Pictures do not belong in the copy. Return all of the entries exactly.

Start of Recorded information

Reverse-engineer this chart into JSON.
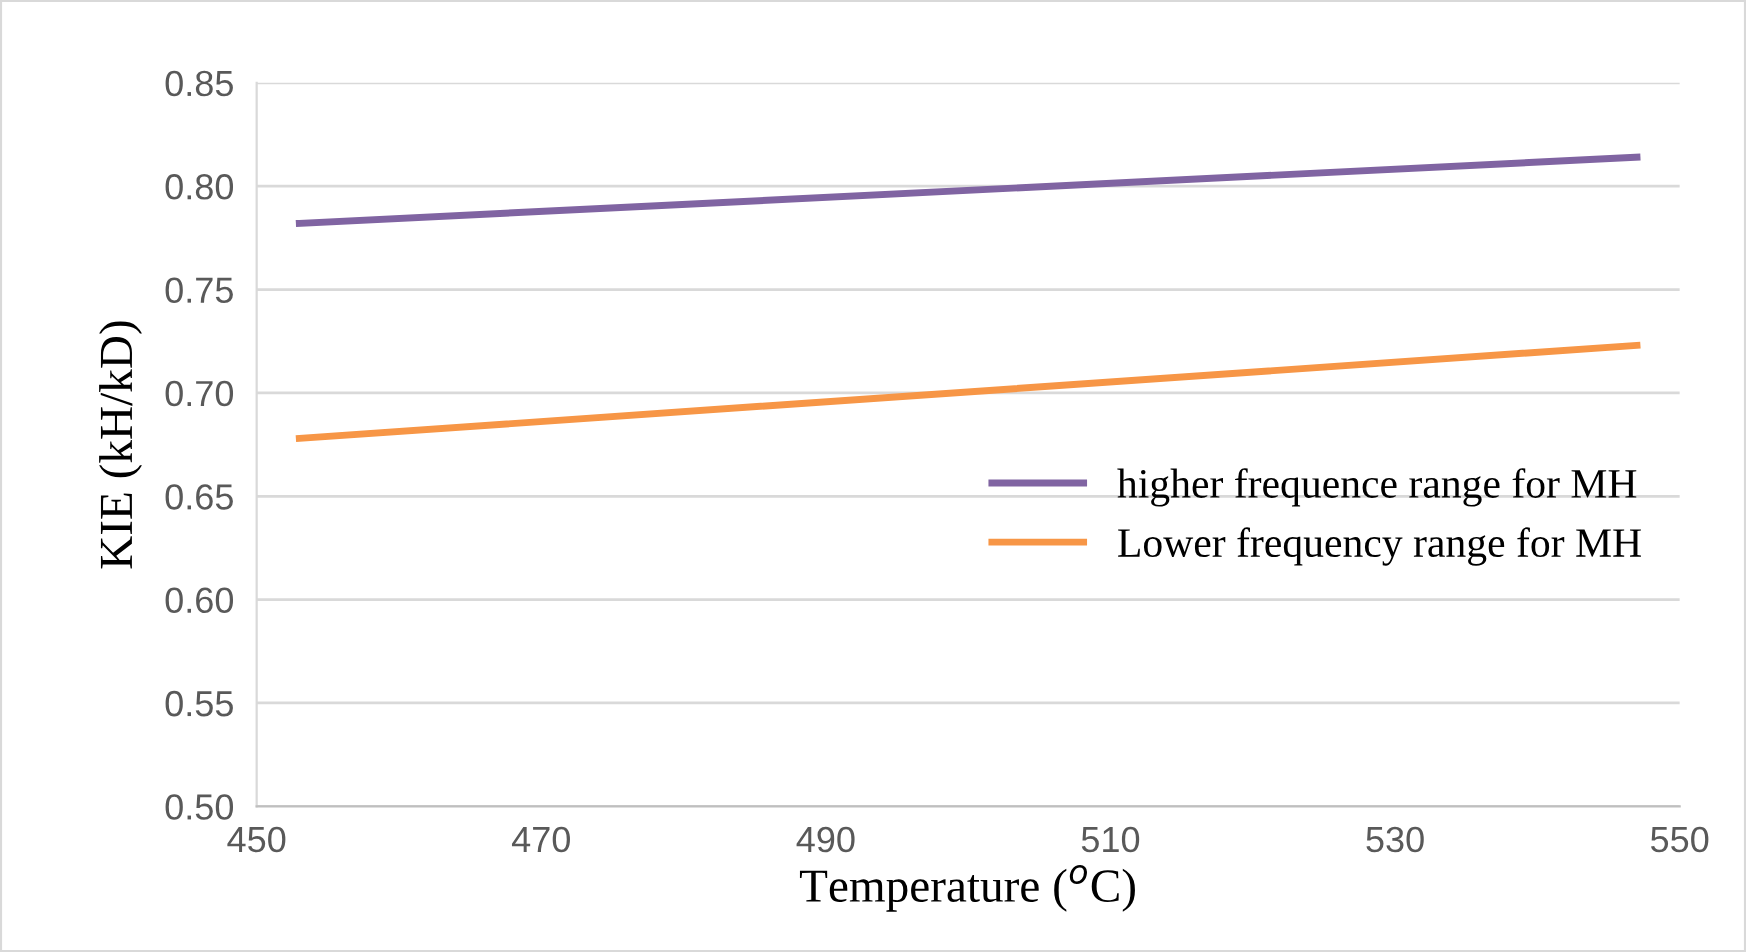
{
  "chart_data": {
    "type": "line",
    "xlabel": "Temperature ($^{o}$C)",
    "ylabel": "KIE (kH/kD)",
    "xlim": [
      450,
      550
    ],
    "xticks": [
      450,
      470,
      490,
      510,
      530,
      550
    ],
    "ylim": [
      0.5,
      0.85
    ],
    "yticks": [
      {
        "value": 0.5,
        "label": "0.50"
      },
      {
        "value": 0.55,
        "label": "0.55"
      },
      {
        "value": 0.6,
        "label": "0.60"
      },
      {
        "value": 0.65,
        "label": "0.65"
      },
      {
        "value": 0.7,
        "label": "0.70"
      },
      {
        "value": 0.75,
        "label": "0.75"
      },
      {
        "value": 0.8,
        "label": "0.80"
      },
      {
        "value": 0.85,
        "label": "0.85"
      }
    ],
    "x": [
      453,
      547
    ],
    "grid": "y",
    "legend": "right",
    "marker": "none",
    "line_style": "solid",
    "series": [
      {
        "name": "higher frequence range for MH",
        "color": "#8064a2",
        "values": [
          0.782,
          0.814
        ]
      },
      {
        "name": "Lower frequency range for MH",
        "color": "#f79646",
        "values": [
          0.678,
          0.723
        ]
      }
    ]
  }
}
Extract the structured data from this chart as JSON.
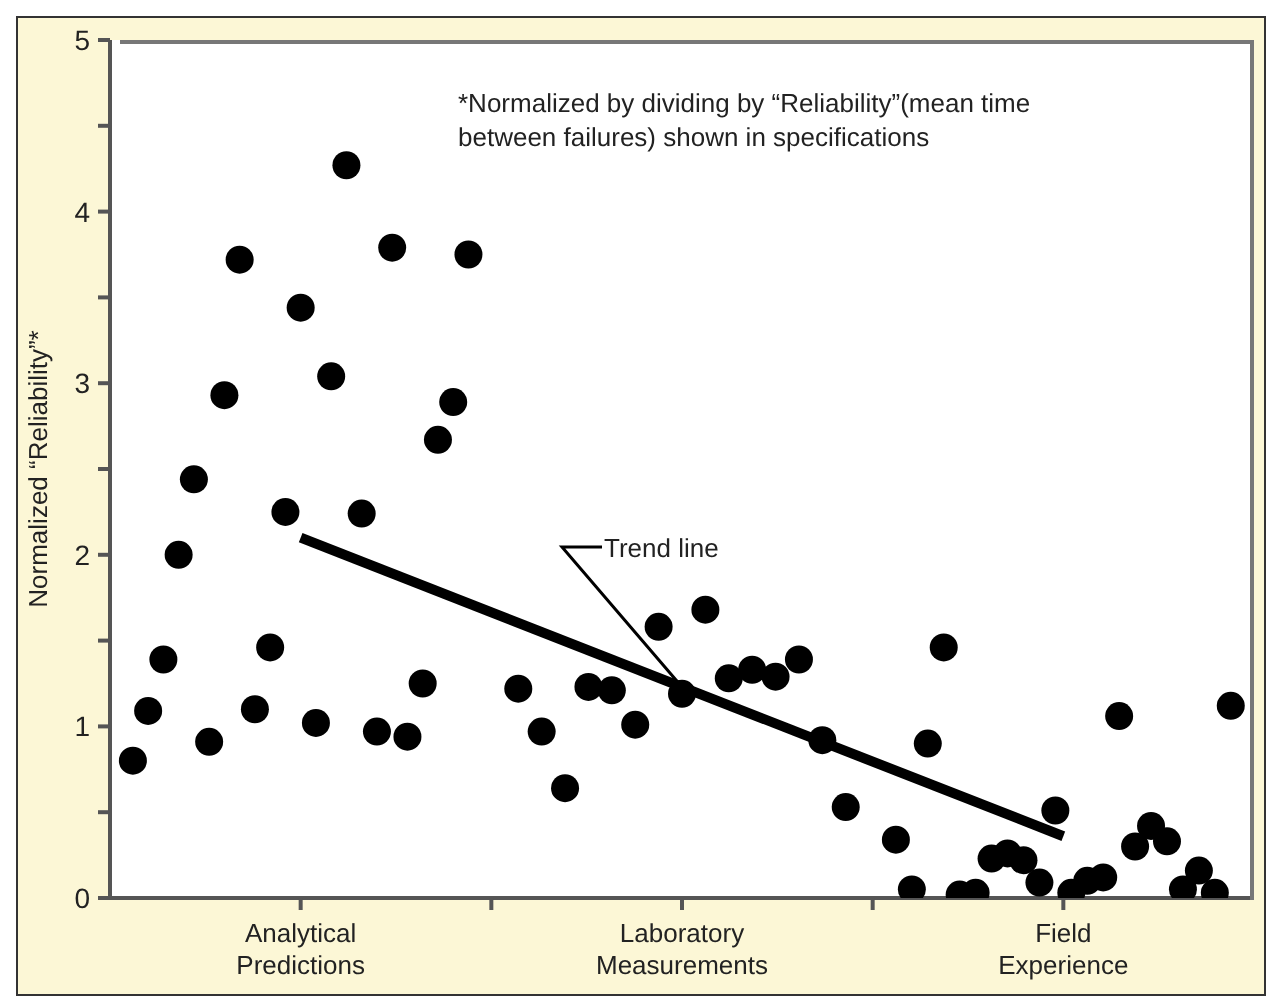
{
  "chart_data": {
    "type": "scatter",
    "ylabel": "Normalized “Reliability”*",
    "annotations": [
      "*Normalized by dividing by “Reliability”(mean time between failures) shown in specifications",
      {
        "text": "Trend line",
        "x": "Laboratory Measurements",
        "y": 1.23
      }
    ],
    "categories": [
      "Analytical Predictions",
      "Laboratory Measurements",
      "Field Experience"
    ],
    "ylim": [
      0,
      5
    ],
    "yticks": [
      0,
      {
        "value": 0.5,
        "label": null
      },
      1,
      {
        "value": 1.5,
        "label": null
      },
      2,
      {
        "value": 2.5,
        "label": null
      },
      3,
      {
        "value": 3.5,
        "label": null
      },
      4,
      {
        "value": 4.5,
        "label": null
      },
      5
    ],
    "marker": "circle",
    "series": [
      {
        "color": "#000000",
        "x": [
          "Analytical Predictions",
          "Analytical Predictions",
          "Analytical Predictions",
          "Analytical Predictions",
          "Analytical Predictions",
          "Analytical Predictions",
          "Analytical Predictions",
          "Analytical Predictions",
          "Analytical Predictions",
          "Analytical Predictions",
          "Analytical Predictions",
          "Analytical Predictions",
          "Analytical Predictions",
          "Analytical Predictions",
          "Analytical Predictions",
          "Analytical Predictions",
          "Analytical Predictions",
          "Analytical Predictions",
          "Analytical Predictions",
          "Analytical Predictions",
          "Analytical Predictions",
          "Analytical Predictions",
          "Analytical Predictions",
          "Laboratory Measurements",
          "Laboratory Measurements",
          "Laboratory Measurements",
          "Laboratory Measurements",
          "Laboratory Measurements",
          "Laboratory Measurements",
          "Laboratory Measurements",
          "Laboratory Measurements",
          "Laboratory Measurements",
          "Laboratory Measurements",
          "Laboratory Measurements",
          "Laboratory Measurements",
          "Laboratory Measurements",
          "Laboratory Measurements",
          "Laboratory Measurements",
          "Field Experience",
          "Field Experience",
          "Field Experience",
          "Field Experience",
          "Field Experience",
          "Field Experience",
          "Field Experience",
          "Field Experience",
          "Field Experience",
          "Field Experience",
          "Field Experience",
          "Field Experience",
          "Field Experience",
          "Field Experience",
          "Field Experience",
          "Field Experience",
          "Field Experience",
          "Field Experience",
          "Field Experience",
          "Field Experience",
          "Field Experience",
          "Field Experience"
        ],
        "values": [
          0.8,
          1.09,
          1.39,
          2.0,
          2.44,
          0.91,
          2.93,
          3.72,
          1.1,
          1.46,
          2.25,
          3.44,
          1.02,
          3.04,
          4.27,
          2.24,
          0.97,
          3.79,
          0.94,
          1.25,
          2.67,
          2.89,
          3.75,
          1.22,
          0.97,
          0.64,
          1.23,
          1.21,
          1.01,
          1.58,
          1.19,
          1.68,
          1.28,
          1.33,
          1.29,
          1.39,
          0.92,
          0.53,
          0.34,
          0.05,
          0.9,
          1.46,
          0.02,
          0.03,
          0.23,
          0.26,
          0.22,
          0.09,
          0.51,
          0.03,
          0.1,
          0.12,
          1.06,
          0.3,
          0.42,
          0.33,
          0.05,
          0.16,
          0.03,
          1.12
        ]
      },
      {
        "type": "line",
        "marker": "none",
        "color": "#000000",
        "x": [
          "Analytical Predictions",
          "Field Experience"
        ],
        "values": [
          2.1,
          0.36
        ]
      }
    ]
  }
}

End of Recorded information

§ Solved exercise:
Reverse-engineer this chart into JSON.
{
  "chart_data": {
    "type": "line",
    "xlabel": "Temperature ($^{o}$C)",
    "ylabel": "KIE (kH/kD)",
    "xlim": [
      450,
      550
    ],
    "xticks": [
      450,
      470,
      490,
      510,
      530,
      550
    ],
    "ylim": [
      0.5,
      0.85
    ],
    "yticks": [
      {
        "value": 0.5,
        "label": "0.50"
      },
      {
        "value": 0.55,
        "label": "0.55"
      },
      {
        "value": 0.6,
        "label": "0.60"
      },
      {
        "value": 0.65,
        "label": "0.65"
      },
      {
        "value": 0.7,
        "label": "0.70"
      },
      {
        "value": 0.75,
        "label": "0.75"
      },
      {
        "value": 0.8,
        "label": "0.80"
      },
      {
        "value": 0.85,
        "label": "0.85"
      }
    ],
    "x": [
      453,
      547
    ],
    "grid": "y",
    "legend": "right",
    "marker": "none",
    "line_style": "solid",
    "series": [
      {
        "name": "higher frequence range for MH",
        "color": "#8064a2",
        "values": [
          0.782,
          0.814
        ]
      },
      {
        "name": "Lower frequency range for MH",
        "color": "#f79646",
        "values": [
          0.678,
          0.723
        ]
      }
    ]
  }
}
Extract the structured data from this chart as JSON.
{
  "chart_data": {
    "type": "scatter",
    "ylabel": "Normalized “Reliability”*",
    "annotations": [
      "*Normalized by dividing by “Reliability”(mean time between failures) shown in specifications",
      {
        "text": "Trend line",
        "x": "Laboratory Measurements",
        "y": 1.23
      }
    ],
    "categories": [
      "Analytical Predictions",
      "Laboratory Measurements",
      "Field Experience"
    ],
    "ylim": [
      0,
      5
    ],
    "yticks": [
      0,
      {
        "value": 0.5,
        "label": null
      },
      1,
      {
        "value": 1.5,
        "label": null
      },
      2,
      {
        "value": 2.5,
        "label": null
      },
      3,
      {
        "value": 3.5,
        "label": null
      },
      4,
      {
        "value": 4.5,
        "label": null
      },
      5
    ],
    "marker": "circle",
    "series": [
      {
        "color": "#000000",
        "x": [
          "Analytical Predictions",
          "Analytical Predictions",
          "Analytical Predictions",
          "Analytical Predictions",
          "Analytical Predictions",
          "Analytical Predictions",
          "Analytical Predictions",
          "Analytical Predictions",
          "Analytical Predictions",
          "Analytical Predictions",
          "Analytical Predictions",
          "Analytical Predictions",
          "Analytical Predictions",
          "Analytical Predictions",
          "Analytical Predictions",
          "Analytical Predictions",
          "Analytical Predictions",
          "Analytical Predictions",
          "Analytical Predictions",
          "Analytical Predictions",
          "Analytical Predictions",
          "Analytical Predictions",
          "Analytical Predictions",
          "Laboratory Measurements",
          "Laboratory Measurements",
          "Laboratory Measurements",
          "Laboratory Measurements",
          "Laboratory Measurements",
          "Laboratory Measurements",
          "Laboratory Measurements",
          "Laboratory Measurements",
          "Laboratory Measurements",
          "Laboratory Measurements",
          "Laboratory Measurements",
          "Laboratory Measurements",
          "Laboratory Measurements",
          "Laboratory Measurements",
          "Laboratory Measurements",
          "Field Experience",
          "Field Experience",
          "Field Experience",
          "Field Experience",
          "Field Experience",
          "Field Experience",
          "Field Experience",
          "Field Experience",
          "Field Experience",
          "Field Experience",
          "Field Experience",
          "Field Experience",
          "Field Experience",
          "Field Experience",
          "Field Experience",
          "Field Experience",
          "Field Experience",
          "Field Experience",
          "Field Experience",
          "Field Experience",
          "Field Experience",
          "Field Experience"
        ],
        "values": [
          0.8,
          1.09,
          1.39,
          2.0,
          2.44,
          0.91,
          2.93,
          3.72,
          1.1,
          1.46,
          2.25,
          3.44,
          1.02,
          3.04,
          4.27,
          2.24,
          0.97,
          3.79,
          0.94,
          1.25,
          2.67,
          2.89,
          3.75,
          1.22,
          0.97,
          0.64,
          1.23,
          1.21,
          1.01,
          1.58,
          1.19,
          1.68,
          1.28,
          1.33,
          1.29,
          1.39,
          0.92,
          0.53,
          0.34,
          0.05,
          0.9,
          1.46,
          0.02,
          0.03,
          0.23,
          0.26,
          0.22,
          0.09,
          0.51,
          0.03,
          0.1,
          0.12,
          1.06,
          0.3,
          0.42,
          0.33,
          0.05,
          0.16,
          0.03,
          1.12
        ]
      },
      {
        "type": "line",
        "marker": "none",
        "color": "#000000",
        "x": [
          "Analytical Predictions",
          "Field Experience"
        ],
        "values": [
          2.1,
          0.36
        ]
      }
    ]
  }
}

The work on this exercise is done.